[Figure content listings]

------------------------------------

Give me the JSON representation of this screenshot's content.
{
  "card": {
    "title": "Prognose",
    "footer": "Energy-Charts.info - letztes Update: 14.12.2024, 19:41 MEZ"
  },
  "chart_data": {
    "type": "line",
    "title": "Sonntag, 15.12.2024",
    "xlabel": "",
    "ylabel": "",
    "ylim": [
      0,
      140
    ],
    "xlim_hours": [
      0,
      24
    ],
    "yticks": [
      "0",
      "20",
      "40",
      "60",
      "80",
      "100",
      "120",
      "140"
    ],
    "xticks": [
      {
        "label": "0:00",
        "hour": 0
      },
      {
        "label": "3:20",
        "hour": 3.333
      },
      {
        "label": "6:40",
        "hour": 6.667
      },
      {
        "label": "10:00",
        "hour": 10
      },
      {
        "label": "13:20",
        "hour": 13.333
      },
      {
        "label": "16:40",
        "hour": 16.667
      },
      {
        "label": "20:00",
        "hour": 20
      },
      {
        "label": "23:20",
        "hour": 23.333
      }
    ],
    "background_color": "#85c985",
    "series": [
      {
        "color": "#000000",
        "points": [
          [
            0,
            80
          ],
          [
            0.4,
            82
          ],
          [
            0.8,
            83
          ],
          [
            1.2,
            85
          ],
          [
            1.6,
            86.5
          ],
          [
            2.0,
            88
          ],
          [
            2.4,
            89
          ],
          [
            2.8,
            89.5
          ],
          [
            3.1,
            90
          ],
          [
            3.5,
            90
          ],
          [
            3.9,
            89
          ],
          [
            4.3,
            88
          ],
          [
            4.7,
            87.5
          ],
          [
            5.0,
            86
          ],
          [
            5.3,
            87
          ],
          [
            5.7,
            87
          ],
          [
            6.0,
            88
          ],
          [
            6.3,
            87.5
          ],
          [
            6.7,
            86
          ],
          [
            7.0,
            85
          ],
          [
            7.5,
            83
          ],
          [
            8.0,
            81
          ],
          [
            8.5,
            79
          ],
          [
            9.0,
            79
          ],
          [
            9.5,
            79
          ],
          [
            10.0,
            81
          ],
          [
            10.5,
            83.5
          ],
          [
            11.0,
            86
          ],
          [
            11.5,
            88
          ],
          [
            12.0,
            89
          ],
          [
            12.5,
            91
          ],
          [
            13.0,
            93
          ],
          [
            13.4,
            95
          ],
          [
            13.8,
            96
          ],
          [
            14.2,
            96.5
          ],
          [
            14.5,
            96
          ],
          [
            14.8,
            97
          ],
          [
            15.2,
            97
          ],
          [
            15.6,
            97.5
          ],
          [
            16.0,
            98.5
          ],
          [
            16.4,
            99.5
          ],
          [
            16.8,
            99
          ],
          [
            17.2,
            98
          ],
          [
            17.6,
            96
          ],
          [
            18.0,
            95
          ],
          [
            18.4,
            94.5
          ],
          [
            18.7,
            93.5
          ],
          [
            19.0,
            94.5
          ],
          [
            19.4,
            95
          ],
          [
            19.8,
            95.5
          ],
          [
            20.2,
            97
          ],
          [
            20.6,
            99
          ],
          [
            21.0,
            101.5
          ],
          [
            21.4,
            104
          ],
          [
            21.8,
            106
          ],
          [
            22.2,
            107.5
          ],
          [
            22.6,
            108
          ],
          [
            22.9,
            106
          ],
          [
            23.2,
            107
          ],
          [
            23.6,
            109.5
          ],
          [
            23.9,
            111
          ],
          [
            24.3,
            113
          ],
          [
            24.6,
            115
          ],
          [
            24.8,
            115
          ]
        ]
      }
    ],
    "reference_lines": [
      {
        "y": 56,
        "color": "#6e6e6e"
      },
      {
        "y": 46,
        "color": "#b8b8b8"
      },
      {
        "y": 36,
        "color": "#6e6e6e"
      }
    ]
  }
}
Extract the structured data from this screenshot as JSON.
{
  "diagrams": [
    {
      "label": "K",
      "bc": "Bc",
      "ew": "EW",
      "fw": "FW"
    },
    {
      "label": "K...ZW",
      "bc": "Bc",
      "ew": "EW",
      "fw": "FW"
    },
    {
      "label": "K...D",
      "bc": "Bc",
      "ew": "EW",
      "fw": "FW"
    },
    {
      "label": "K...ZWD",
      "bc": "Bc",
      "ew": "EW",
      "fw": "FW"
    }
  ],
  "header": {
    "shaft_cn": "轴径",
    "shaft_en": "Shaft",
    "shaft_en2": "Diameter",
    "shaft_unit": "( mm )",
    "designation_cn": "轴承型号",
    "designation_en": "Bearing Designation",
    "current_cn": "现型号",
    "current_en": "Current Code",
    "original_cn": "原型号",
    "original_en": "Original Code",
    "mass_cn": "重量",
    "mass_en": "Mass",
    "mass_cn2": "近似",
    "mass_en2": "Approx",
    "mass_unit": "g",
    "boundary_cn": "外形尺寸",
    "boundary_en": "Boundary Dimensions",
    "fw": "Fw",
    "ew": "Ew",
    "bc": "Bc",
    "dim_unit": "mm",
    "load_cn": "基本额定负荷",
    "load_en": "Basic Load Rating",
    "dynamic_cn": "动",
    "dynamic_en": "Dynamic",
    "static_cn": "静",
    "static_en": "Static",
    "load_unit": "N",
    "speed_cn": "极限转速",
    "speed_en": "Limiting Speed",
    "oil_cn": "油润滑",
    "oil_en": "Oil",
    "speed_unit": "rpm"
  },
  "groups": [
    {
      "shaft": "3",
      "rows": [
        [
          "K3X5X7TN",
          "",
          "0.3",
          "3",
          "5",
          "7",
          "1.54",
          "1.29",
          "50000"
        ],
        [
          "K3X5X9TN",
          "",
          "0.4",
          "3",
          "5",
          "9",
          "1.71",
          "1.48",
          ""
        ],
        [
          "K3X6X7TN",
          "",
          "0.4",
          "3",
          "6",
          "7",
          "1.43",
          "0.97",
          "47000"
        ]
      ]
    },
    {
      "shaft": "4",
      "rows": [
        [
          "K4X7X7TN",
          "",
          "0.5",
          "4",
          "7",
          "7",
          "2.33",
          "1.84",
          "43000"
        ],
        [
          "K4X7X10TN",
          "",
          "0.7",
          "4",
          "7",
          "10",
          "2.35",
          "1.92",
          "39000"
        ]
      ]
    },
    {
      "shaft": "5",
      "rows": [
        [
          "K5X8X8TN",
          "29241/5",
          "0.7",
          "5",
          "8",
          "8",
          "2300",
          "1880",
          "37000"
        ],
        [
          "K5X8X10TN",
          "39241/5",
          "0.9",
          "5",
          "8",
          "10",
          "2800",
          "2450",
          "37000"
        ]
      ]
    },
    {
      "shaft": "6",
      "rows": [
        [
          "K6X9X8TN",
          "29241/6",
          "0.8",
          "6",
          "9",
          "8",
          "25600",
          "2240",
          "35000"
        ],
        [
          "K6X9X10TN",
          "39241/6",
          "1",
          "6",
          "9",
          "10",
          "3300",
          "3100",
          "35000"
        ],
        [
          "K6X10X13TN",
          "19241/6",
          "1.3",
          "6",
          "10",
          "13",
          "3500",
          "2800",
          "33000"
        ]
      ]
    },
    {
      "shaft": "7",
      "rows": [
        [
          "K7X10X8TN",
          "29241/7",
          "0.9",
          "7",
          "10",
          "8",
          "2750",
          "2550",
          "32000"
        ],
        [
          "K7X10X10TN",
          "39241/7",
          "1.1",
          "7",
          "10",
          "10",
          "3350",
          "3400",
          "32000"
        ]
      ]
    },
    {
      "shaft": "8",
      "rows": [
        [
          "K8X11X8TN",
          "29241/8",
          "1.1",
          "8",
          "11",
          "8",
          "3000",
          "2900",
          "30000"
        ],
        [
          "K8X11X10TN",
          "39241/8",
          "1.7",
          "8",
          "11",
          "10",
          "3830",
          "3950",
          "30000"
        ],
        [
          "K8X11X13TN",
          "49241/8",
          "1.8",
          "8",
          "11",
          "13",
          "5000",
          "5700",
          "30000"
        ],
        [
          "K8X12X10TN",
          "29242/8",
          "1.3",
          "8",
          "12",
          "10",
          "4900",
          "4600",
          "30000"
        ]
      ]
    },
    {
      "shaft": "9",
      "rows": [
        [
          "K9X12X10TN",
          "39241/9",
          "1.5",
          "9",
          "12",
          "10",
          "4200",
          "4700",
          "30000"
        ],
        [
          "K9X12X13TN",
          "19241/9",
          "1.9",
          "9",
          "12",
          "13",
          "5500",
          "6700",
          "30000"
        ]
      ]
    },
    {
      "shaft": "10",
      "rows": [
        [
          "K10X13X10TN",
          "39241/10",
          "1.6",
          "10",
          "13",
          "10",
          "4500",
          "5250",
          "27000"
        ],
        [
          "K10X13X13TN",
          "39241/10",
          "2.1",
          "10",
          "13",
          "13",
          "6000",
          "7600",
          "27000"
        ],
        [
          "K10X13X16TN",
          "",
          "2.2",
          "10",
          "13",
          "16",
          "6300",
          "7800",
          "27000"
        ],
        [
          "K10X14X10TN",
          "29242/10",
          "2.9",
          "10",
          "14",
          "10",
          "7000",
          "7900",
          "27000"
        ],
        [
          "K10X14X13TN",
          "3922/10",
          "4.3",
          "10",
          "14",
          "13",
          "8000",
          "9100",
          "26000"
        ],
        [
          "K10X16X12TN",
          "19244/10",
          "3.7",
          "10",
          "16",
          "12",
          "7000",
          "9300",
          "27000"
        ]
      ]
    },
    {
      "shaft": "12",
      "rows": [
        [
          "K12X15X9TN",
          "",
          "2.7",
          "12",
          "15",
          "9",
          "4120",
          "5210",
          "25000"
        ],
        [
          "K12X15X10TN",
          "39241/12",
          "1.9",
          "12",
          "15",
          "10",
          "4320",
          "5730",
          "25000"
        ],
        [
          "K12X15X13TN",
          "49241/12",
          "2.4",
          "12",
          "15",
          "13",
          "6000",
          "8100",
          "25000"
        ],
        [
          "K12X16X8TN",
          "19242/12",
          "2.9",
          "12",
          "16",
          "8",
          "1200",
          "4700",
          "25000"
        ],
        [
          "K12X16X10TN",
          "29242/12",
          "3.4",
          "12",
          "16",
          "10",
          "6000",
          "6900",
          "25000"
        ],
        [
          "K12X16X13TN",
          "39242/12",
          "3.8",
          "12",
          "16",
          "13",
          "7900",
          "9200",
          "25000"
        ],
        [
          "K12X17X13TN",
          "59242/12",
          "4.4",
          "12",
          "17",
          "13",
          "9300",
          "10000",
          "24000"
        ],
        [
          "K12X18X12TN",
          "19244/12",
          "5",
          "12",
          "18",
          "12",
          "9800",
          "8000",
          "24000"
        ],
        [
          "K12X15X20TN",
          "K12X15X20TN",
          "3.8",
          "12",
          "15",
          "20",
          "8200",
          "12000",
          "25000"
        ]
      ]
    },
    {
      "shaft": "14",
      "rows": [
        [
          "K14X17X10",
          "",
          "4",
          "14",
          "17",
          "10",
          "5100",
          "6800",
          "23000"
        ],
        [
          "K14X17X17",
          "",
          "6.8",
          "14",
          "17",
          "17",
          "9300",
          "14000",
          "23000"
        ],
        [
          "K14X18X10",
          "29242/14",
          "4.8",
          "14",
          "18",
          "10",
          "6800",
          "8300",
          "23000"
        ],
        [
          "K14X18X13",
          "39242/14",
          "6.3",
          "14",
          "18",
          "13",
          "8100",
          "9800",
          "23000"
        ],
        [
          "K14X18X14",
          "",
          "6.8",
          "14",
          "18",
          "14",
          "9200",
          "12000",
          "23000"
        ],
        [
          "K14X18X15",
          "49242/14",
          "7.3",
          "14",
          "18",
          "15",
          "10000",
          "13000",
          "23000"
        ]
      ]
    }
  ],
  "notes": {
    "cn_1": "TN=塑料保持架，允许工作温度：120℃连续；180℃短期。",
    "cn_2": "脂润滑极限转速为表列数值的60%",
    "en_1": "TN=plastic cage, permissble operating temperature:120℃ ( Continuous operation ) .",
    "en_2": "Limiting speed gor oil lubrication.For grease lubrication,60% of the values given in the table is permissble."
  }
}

------------------------------------

REQUIRED WORK - Lines containing the word "this" must all be returned from the material above.

RESPONSE TO THE TASK -
Give me the JSON representation of this screenshot's content.
Extract the structured data from this screenshot as JSON.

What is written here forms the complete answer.